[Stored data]
+---+

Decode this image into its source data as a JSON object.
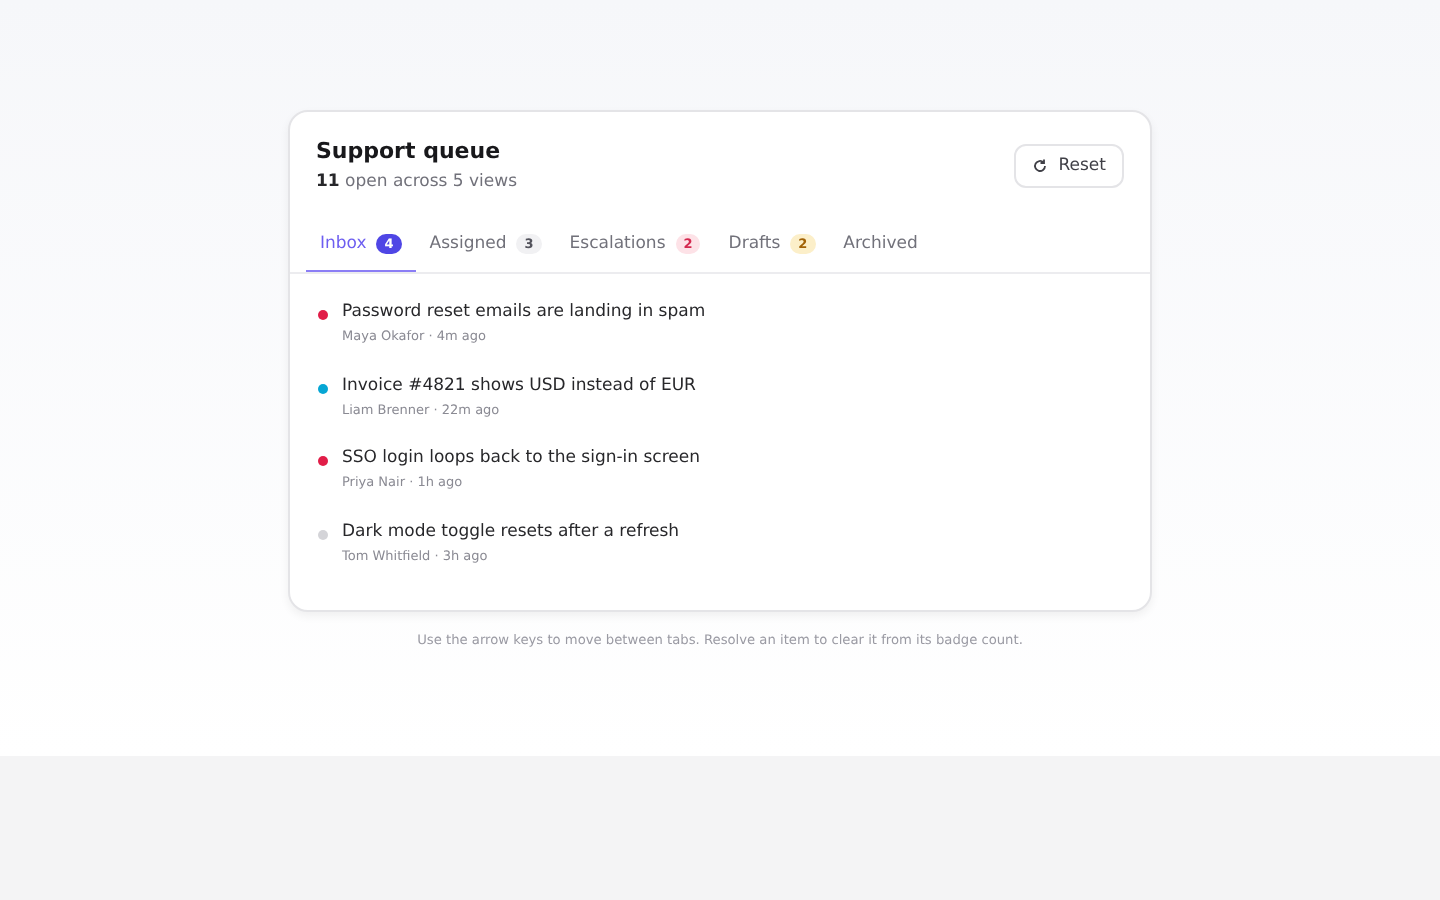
{
  "header": {
    "title": "Support queue",
    "count": "11",
    "summary": "open across 5 views",
    "reset_button": "Reset"
  },
  "tabs": [
    {
      "label": "Inbox",
      "badge": "4",
      "kind": "accent",
      "selected": true
    },
    {
      "label": "Assigned",
      "badge": "3",
      "kind": "neutral",
      "selected": false
    },
    {
      "label": "Escalations",
      "badge": "2",
      "kind": "danger",
      "selected": false
    },
    {
      "label": "Drafts",
      "badge": "2",
      "kind": "warning",
      "selected": false
    },
    {
      "label": "Archived",
      "selected": false
    }
  ],
  "items": [
    {
      "title": "Password reset emails are landing in spam",
      "meta": "Maya Okafor · 4m ago",
      "color": "#e11d48"
    },
    {
      "title": "Invoice #4821 shows USD instead of EUR",
      "meta": "Liam Brenner · 22m ago",
      "color": "#06a6d4"
    },
    {
      "title": "SSO login loops back to the sign-in screen",
      "meta": "Priya Nair · 1h ago",
      "color": "#e11d48"
    },
    {
      "title": "Dark mode toggle resets after a refresh",
      "meta": "Tom Whitfield · 3h ago",
      "color": "#d4d4d8"
    }
  ],
  "footnote": "Use the arrow keys to move between tabs. Resolve an item to clear it from its badge count."
}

+---+

Instructions to follow:
Omit pictures; set down the rest of the material word for word.

Response below:
Decode this image into its source data as a JSON object.
{
  "header": {
    "title": "Support queue",
    "count": "11",
    "summary": "open across 5 views",
    "reset_button": "Reset"
  },
  "tabs": [
    {
      "label": "Inbox",
      "badge": "4",
      "kind": "accent",
      "selected": true
    },
    {
      "label": "Assigned",
      "badge": "3",
      "kind": "neutral",
      "selected": false
    },
    {
      "label": "Escalations",
      "badge": "2",
      "kind": "danger",
      "selected": false
    },
    {
      "label": "Drafts",
      "badge": "2",
      "kind": "warning",
      "selected": false
    },
    {
      "label": "Archived",
      "selected": false
    }
  ],
  "items": [
    {
      "title": "Password reset emails are landing in spam",
      "meta": "Maya Okafor · 4m ago",
      "color": "#e11d48"
    },
    {
      "title": "Invoice #4821 shows USD instead of EUR",
      "meta": "Liam Brenner · 22m ago",
      "color": "#06a6d4"
    },
    {
      "title": "SSO login loops back to the sign-in screen",
      "meta": "Priya Nair · 1h ago",
      "color": "#e11d48"
    },
    {
      "title": "Dark mode toggle resets after a refresh",
      "meta": "Tom Whitfield · 3h ago",
      "color": "#d4d4d8"
    }
  ],
  "footnote": "Use the arrow keys to move between tabs. Resolve an item to clear it from its badge count."
}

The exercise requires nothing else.